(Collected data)
################

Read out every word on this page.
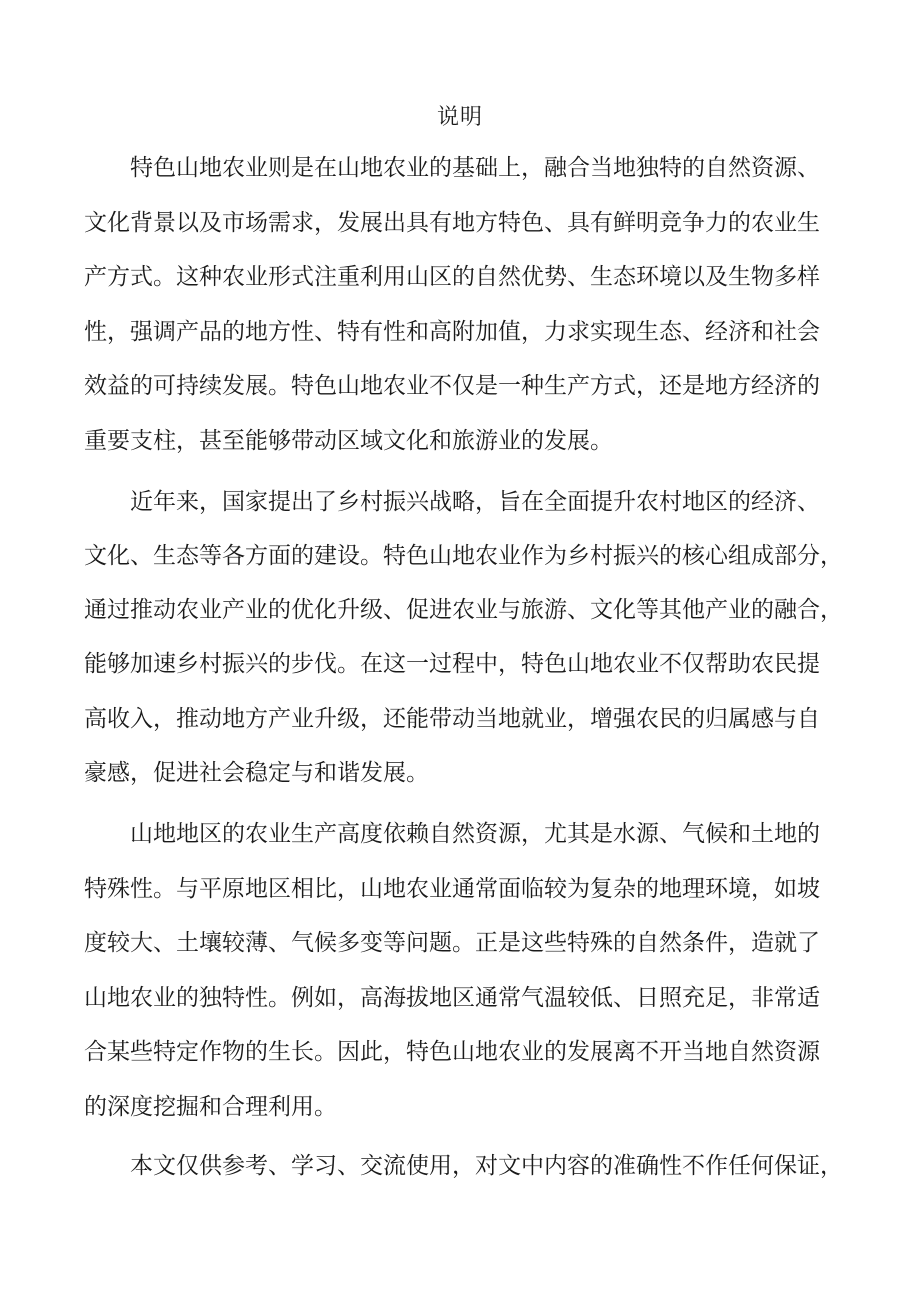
说明
特色山地农业则是在山地农业的基础上，融合当地独特的自然资源、
文化背景以及市场需求，发展出具有地方特色、具有鲜明竞争力的农业生
产方式。这种农业形式注重利用山区的自然优势、生态环境以及生物多样
性，强调产品的地方性、特有性和高附加值，力求实现生态、经济和社会
效益的可持续发展。特色山地农业不仅是一种生产方式，还是地方经济的
重要支柱，甚至能够带动区域文化和旅游业的发展。
近年来，国家提出了乡村振兴战略，旨在全面提升农村地区的经济、
文化、生态等各方面的建设。特色山地农业作为乡村振兴的核心组成部分，
通过推动农业产业的优化升级、促进农业与旅游、文化等其他产业的融合，
能够加速乡村振兴的步伐。在这一过程中，特色山地农业不仅帮助农民提
高收入，推动地方产业升级，还能带动当地就业，增强农民的归属感与自
豪感，促进社会稳定与和谐发展。
山地地区的农业生产高度依赖自然资源，尤其是水源、气候和土地的
特殊性。与平原地区相比，山地农业通常面临较为复杂的地理环境，如坡
度较大、土壤较薄、气候多变等问题。正是这些特殊的自然条件，造就了
山地农业的独特性。例如，高海拔地区通常气温较低、日照充足，非常适
合某些特定作物的生长。因此，特色山地农业的发展离不开当地自然资源
的深度挖掘和合理利用。
本文仅供参考、学习、交流使用，对文中内容的准确性不作任何保证，
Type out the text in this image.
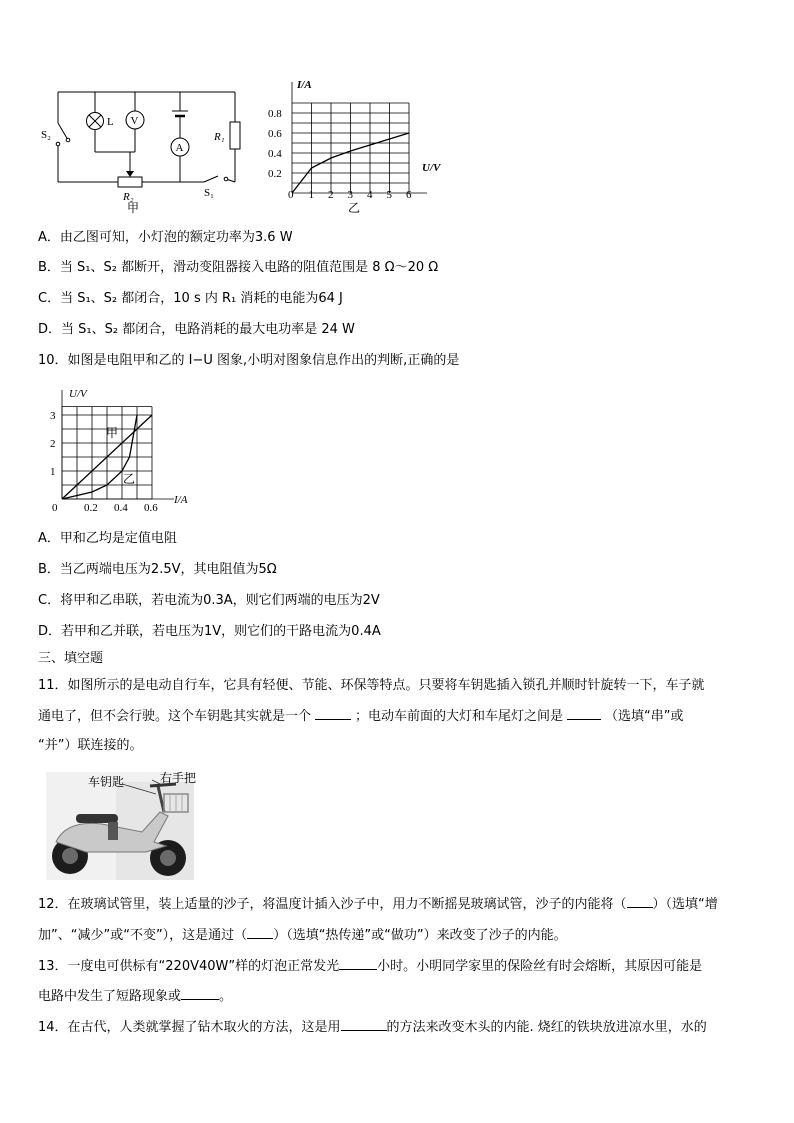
S₂
L V
A
R₁
R₂	S₁
甲
0.2
0.4
0.6
0.8
1 2 3 4 5 6
I/A
U/V
0
乙
A．由乙图可知，小灯泡的额定功率为3.6 W
B．当 S₁、S₂ 都断开，滑动变阻器接入电路的阻值范围是 8 Ω～20 Ω
C．当 S₁、S₂ 都闭合，10 s 内 R₁ 消耗的电能为64 J
D．当 S₁、S₂ 都闭合，电路消耗的最大电功率是 24 W
10．如图是电阻甲和乙的 I−U 图象,小明对图象信息作出的判断,正确的是
1
2
3
0.2 0.4 0.6
U/V
I/A
0
甲
乙
A．甲和乙均是定值电阻
B．当乙两端电压为2.5V，其电阻值为5Ω
C．将甲和乙串联，若电流为0.3A，则它们两端的电压为2V
D．若甲和乙并联，若电压为1V，则它们的干路电流为0.4A
三、填空题
11．如图所示的是电动自行车，它具有轻便、节能、环保等特点。只要将车钥匙插入锁孔并顺时针旋转一下，车子就
通电了，但不会行驶。这个车钥匙其实就是一个	；电动车前面的大灯和车尾灯之间是	（选填“串”或
“并”）联连接的。
车钥匙	右手把
12．在玻璃试管里，装上适量的沙子，将温度计插入沙子中，用力不断摇晃玻璃试管，沙子的内能将（ ）（选填“增
加”、“减少”或“不变”），这是通过（ ）（选填“热传递”或“做功”）来改变了沙子的内能。
13．一度电可供标有“220V40W”样的灯泡正常发光	小时。小明同学家里的保险丝有时会熔断，其原因可能是
电路中发生了短路现象或	。
14．在古代，人类就掌握了钻木取火的方法，这是用	的方法来改变木头的内能. 烧红的铁块放进凉水里，水的
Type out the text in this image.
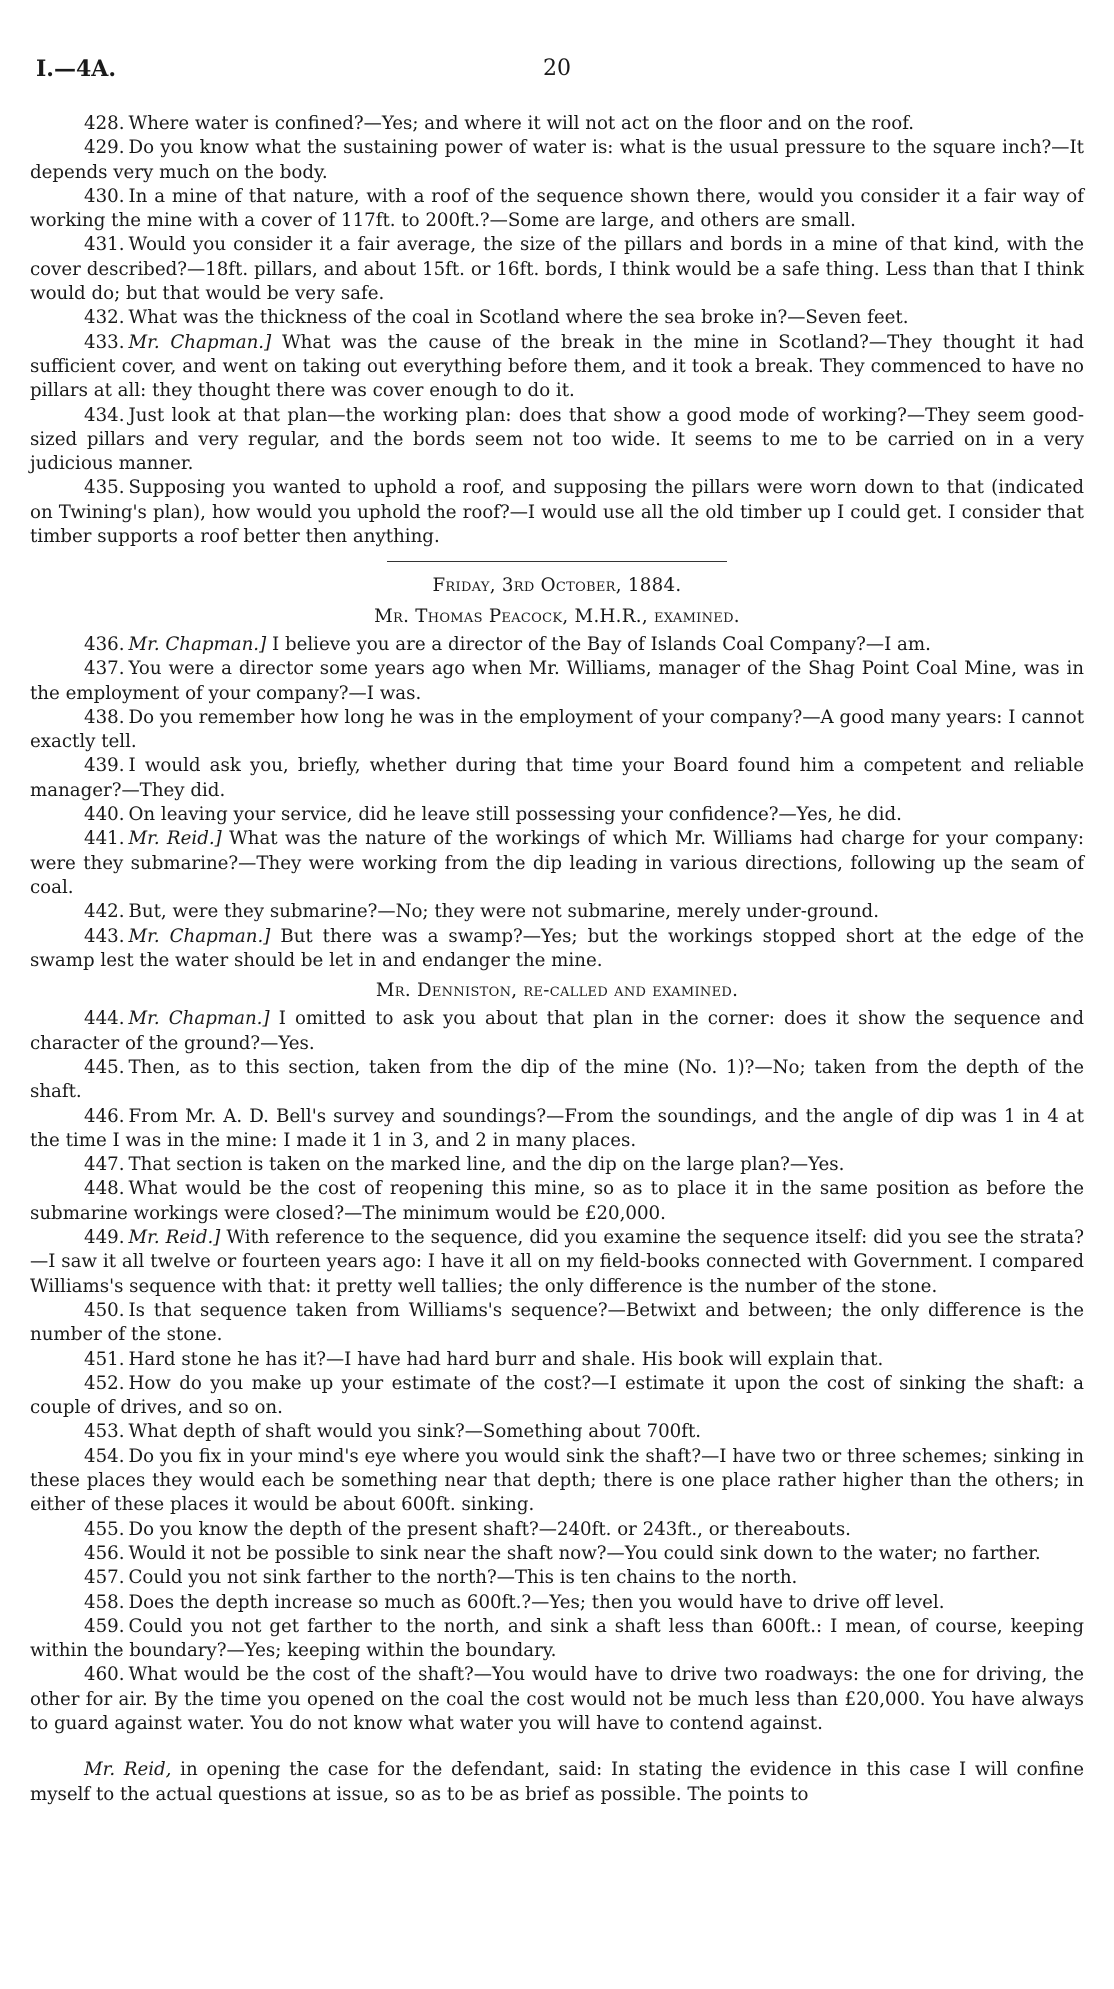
I.—4A.	20

428. Where water is confined?—Yes; and where it will not act on the floor and on the roof.

429. Do you know what the sustaining power of water is: what is the usual pressure to the square inch?—It depends very much on the body.

430. In a mine of that nature, with a roof of the sequence shown there, would you consider it a fair way of working the mine with a cover of 117ft. to 200ft.?—Some are large, and others are small.

431. Would you consider it a fair average, the size of the pillars and bords in a mine of that kind, with the cover described?—18ft. pillars, and about 15ft. or 16ft. bords, I think would be a safe thing. Less than that I think would do; but that would be very safe.

432. What was the thickness of the coal in Scotland where the sea broke in?—Seven feet.

433. Mr. Chapman.] What was the cause of the break in the mine in Scotland?—They thought it had sufficient cover, and went on taking out everything before them, and it took a break. They commenced to have no pillars at all: they thought there was cover enough to do it.

434. Just look at that plan—the working plan: does that show a good mode of working?—They seem good-sized pillars and very regular, and the bords seem not too wide. It seems to me to be carried on in a very judicious manner.

435. Supposing you wanted to uphold a roof, and supposing the pillars were worn down to that (indicated on Twining's plan), how would you uphold the roof?—I would use all the old timber up I could get. I consider that timber supports a roof better then anything.

Friday, 3rd October, 1884.

Mr. Thomas Peacock, M.H.R., examined.

436. Mr. Chapman.] I believe you are a director of the Bay of Islands Coal Company?—I am.

437. You were a director some years ago when Mr. Williams, manager of the Shag Point Coal Mine, was in the employment of your company?—I was.

438. Do you remember how long he was in the employment of your company?—A good many years: I cannot exactly tell.

439. I would ask you, briefly, whether during that time your Board found him a competent and reliable manager?—They did.

440. On leaving your service, did he leave still possessing your confidence?—Yes, he did.

441. Mr. Reid.] What was the nature of the workings of which Mr. Williams had charge for your company: were they submarine?—They were working from the dip leading in various directions, following up the seam of coal.

442. But, were they submarine?—No; they were not submarine, merely under-ground.

443. Mr. Chapman.] But there was a swamp?—Yes; but the workings stopped short at the edge of the swamp lest the water should be let in and endanger the mine.

Mr. Denniston, re-called and examined.

444. Mr. Chapman.] I omitted to ask you about that plan in the corner: does it show the sequence and character of the ground?—Yes.

445. Then, as to this section, taken from the dip of the mine (No. 1)?—No; taken from the depth of the shaft.

446. From Mr. A. D. Bell's survey and soundings?—From the soundings, and the angle of dip was 1 in 4 at the time I was in the mine: I made it 1 in 3, and 2 in many places.

447. That section is taken on the marked line, and the dip on the large plan?—Yes.

448. What would be the cost of reopening this mine, so as to place it in the same position as before the submarine workings were closed?—The minimum would be £20,000.

449. Mr. Reid.] With reference to the sequence, did you examine the sequence itself: did you see the strata?—I saw it all twelve or fourteen years ago: I have it all on my field-books connected with Government. I compared Williams's sequence with that: it pretty well tallies; the only difference is the number of the stone.

450. Is that sequence taken from Williams's sequence?—Betwixt and between; the only difference is the number of the stone.

451. Hard stone he has it?—I have had hard burr and shale. His book will explain that.

452. How do you make up your estimate of the cost?—I estimate it upon the cost of sinking the shaft: a couple of drives, and so on.

453. What depth of shaft would you sink?—Something about 700ft.

454. Do you fix in your mind's eye where you would sink the shaft?—I have two or three schemes; sinking in these places they would each be something near that depth; there is one place rather higher than the others; in either of these places it would be about 600ft. sinking.

455. Do you know the depth of the present shaft?—240ft. or 243ft., or thereabouts.

456. Would it not be possible to sink near the shaft now?—You could sink down to the water; no farther.

457. Could you not sink farther to the north?—This is ten chains to the north.

458. Does the depth increase so much as 600ft.?—Yes; then you would have to drive off level.

459. Could you not get farther to the north, and sink a shaft less than 600ft.: I mean, of course, keeping within the boundary?—Yes; keeping within the boundary.

460. What would be the cost of the shaft?—You would have to drive two roadways: the one for driving, the other for air. By the time you opened on the coal the cost would not be much less than £20,000. You have always to guard against water. You do not know what water you will have to contend against.

Mr. Reid, in opening the case for the defendant, said: In stating the evidence in this case I will confine myself to the actual questions at issue, so as to be as brief as possible. The points to
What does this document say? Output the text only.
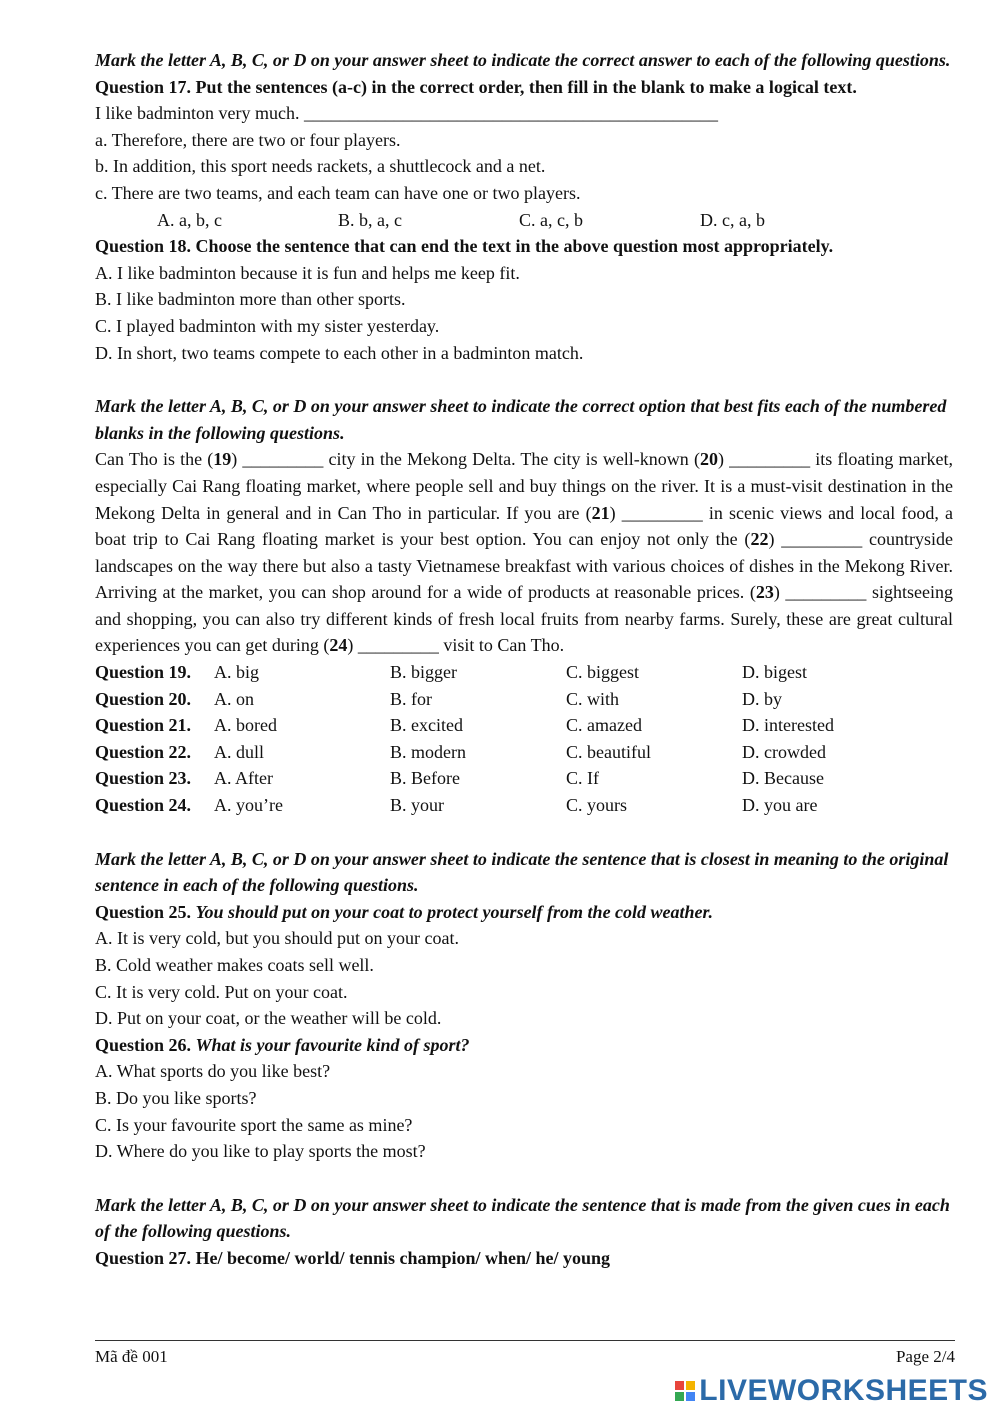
Mark the letter A, B, C, or D on your answer sheet to indicate the correct answer to each of the following questions.
Question 17. Put the sentences (a-c) in the correct order, then fill in the blank to make a logical text.
I like badminton very much. ______________________________________________
a. Therefore, there are two or four players.
b. In addition, this sport needs rackets, a shuttlecock and a net.
c. There are two teams, and each team can have one or two players.
A. a, b, c	B. b, a, c	C. a, c, b	D. c, a, b
Question 18. Choose the sentence that can end the text in the above question most appropriately.
A. I like badminton because it is fun and helps me keep fit.
B. I like badminton more than other sports.
C. I played badminton with my sister yesterday.
D. In short, two teams compete to each other in a badminton match.
Mark the letter A, B, C, or D on your answer sheet to indicate the correct option that best fits each of the numbered blanks in the following questions.
Can Tho is the (19) _________ city in the Mekong Delta. The city is well-known (20) _________ its floating market, especially Cai Rang floating market, where people sell and buy things on the river. It is a must-visit destination in the Mekong Delta in general and in Can Tho in particular. If you are (21) _________ in scenic views and local food, a boat trip to Cai Rang floating market is your best option. You can enjoy not only the (22) _________ countryside landscapes on the way there but also a tasty Vietnamese breakfast with various choices of dishes in the Mekong River. Arriving at the market, you can shop around for a wide of products at reasonable prices. (23) _________ sightseeing and shopping, you can also try different kinds of fresh local fruits from nearby farms. Surely, these are great cultural experiences you can get during (24) _________ visit to Can Tho.
Question 19.	A. big	B. bigger	C. biggest	D. bigest
Question 20.	A. on	B. for	C. with	D. by
Question 21.	A. bored	B. excited	C. amazed	D. interested
Question 22.	A. dull	B. modern	C. beautiful	D. crowded
Question 23.	A. After	B. Before	C. If	D. Because
Question 24.	A. you’re	B. your	C. yours	D. you are
Mark the letter A, B, C, or D on your answer sheet to indicate the sentence that is closest in meaning to the original sentence in each of the following questions.
Question 25. You should put on your coat to protect yourself from the cold weather.
A. It is very cold, but you should put on your coat.
B. Cold weather makes coats sell well.
C. It is very cold. Put on your coat.
D. Put on your coat, or the weather will be cold.
Question 26. What is your favourite kind of sport?
A. What sports do you like best?
B. Do you like sports?
C. Is your favourite sport the same as mine?
D. Where do you like to play sports the most?
Mark the letter A, B, C, or D on your answer sheet to indicate the sentence that is made from the given cues in each of the following questions.
Question 27. He/ become/ world/ tennis champion/ when/ he/ young
Mã đề 001	Page 2/4
LIVEWORKSHEETS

################

* [Stated goal]:
Find the string "places" in the listing and return every line that holds it.

* [Exercise result]:
446. From Mr. A. D. Bell's survey and soundings?—From the soundings, and the angle of dip was 1 in 4 at the time I was in the mine: I made it 1 in 3, and 2 in many places.
454. Do you fix in your mind's eye where you would sink the shaft?—I have two or three schemes; sinking in these places they would each be something near that depth; there is one place rather higher than the others; in either of these places it would be about 600ft. sinking.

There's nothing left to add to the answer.